What you are asked to do> Return all lines where the word "data" can be found.

Stored entries
● ● ● ● ●
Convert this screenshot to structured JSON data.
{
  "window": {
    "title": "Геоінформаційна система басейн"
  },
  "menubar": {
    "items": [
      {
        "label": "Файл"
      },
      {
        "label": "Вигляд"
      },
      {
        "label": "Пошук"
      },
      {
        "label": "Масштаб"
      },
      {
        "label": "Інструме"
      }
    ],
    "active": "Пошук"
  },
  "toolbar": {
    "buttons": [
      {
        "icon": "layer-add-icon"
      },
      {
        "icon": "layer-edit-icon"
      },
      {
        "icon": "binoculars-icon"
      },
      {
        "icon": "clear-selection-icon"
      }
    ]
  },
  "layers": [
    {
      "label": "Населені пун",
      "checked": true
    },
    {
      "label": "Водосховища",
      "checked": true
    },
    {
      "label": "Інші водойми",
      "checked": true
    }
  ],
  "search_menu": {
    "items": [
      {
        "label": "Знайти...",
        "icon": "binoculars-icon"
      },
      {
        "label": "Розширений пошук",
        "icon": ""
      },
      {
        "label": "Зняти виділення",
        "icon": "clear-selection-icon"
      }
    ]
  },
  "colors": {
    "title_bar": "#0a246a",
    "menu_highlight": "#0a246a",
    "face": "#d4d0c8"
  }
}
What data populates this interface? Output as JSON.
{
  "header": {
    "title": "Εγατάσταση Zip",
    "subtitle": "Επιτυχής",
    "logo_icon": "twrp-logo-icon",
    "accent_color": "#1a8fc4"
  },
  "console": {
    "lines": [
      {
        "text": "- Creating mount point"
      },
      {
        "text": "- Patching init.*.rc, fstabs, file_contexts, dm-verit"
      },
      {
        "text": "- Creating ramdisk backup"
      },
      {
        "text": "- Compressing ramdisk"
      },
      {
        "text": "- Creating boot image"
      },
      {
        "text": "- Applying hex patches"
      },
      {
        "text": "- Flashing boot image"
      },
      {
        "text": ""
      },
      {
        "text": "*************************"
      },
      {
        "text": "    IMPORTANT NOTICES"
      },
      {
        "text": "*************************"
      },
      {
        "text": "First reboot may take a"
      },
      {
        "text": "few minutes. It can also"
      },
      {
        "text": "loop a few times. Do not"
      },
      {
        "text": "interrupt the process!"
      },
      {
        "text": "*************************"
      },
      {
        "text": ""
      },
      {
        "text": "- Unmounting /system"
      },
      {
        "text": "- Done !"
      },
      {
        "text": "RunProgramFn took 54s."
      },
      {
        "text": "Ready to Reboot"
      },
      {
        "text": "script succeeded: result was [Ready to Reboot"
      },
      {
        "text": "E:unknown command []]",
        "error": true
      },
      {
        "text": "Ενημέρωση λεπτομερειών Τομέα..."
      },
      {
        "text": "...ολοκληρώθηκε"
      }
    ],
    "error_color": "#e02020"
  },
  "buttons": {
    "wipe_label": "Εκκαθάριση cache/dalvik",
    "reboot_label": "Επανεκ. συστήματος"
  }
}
● ● ● ● ●
Written reply>
Convert this screenshot to structured JSON data.
What data populates this interface? Output as JSON.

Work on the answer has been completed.